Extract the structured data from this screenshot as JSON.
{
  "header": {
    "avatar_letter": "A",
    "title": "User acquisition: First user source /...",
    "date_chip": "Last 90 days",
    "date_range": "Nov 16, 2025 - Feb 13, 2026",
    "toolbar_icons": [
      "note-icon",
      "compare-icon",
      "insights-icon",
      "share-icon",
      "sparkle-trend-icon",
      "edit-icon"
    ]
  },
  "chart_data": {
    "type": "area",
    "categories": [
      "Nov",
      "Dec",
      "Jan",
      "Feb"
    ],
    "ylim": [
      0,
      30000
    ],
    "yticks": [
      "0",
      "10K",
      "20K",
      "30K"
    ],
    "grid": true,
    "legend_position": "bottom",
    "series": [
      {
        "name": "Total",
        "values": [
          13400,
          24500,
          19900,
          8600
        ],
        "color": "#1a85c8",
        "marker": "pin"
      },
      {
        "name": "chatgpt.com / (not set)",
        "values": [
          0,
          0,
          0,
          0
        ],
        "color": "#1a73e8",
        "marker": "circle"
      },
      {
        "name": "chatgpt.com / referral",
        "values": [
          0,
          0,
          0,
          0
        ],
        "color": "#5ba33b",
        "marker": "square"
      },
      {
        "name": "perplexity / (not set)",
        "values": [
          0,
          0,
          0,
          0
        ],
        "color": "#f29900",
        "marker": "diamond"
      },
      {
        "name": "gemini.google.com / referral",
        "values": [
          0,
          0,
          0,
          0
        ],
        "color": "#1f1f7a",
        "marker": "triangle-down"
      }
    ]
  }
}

::::::::::

» Written request
List the lines that contain the word "color".

» Solution to the problem
        "color": "#1a85c8",
        "color": "#1a73e8",
        "color": "#5ba33b",
        "color": "#f29900",
        "color": "#1f1f7a",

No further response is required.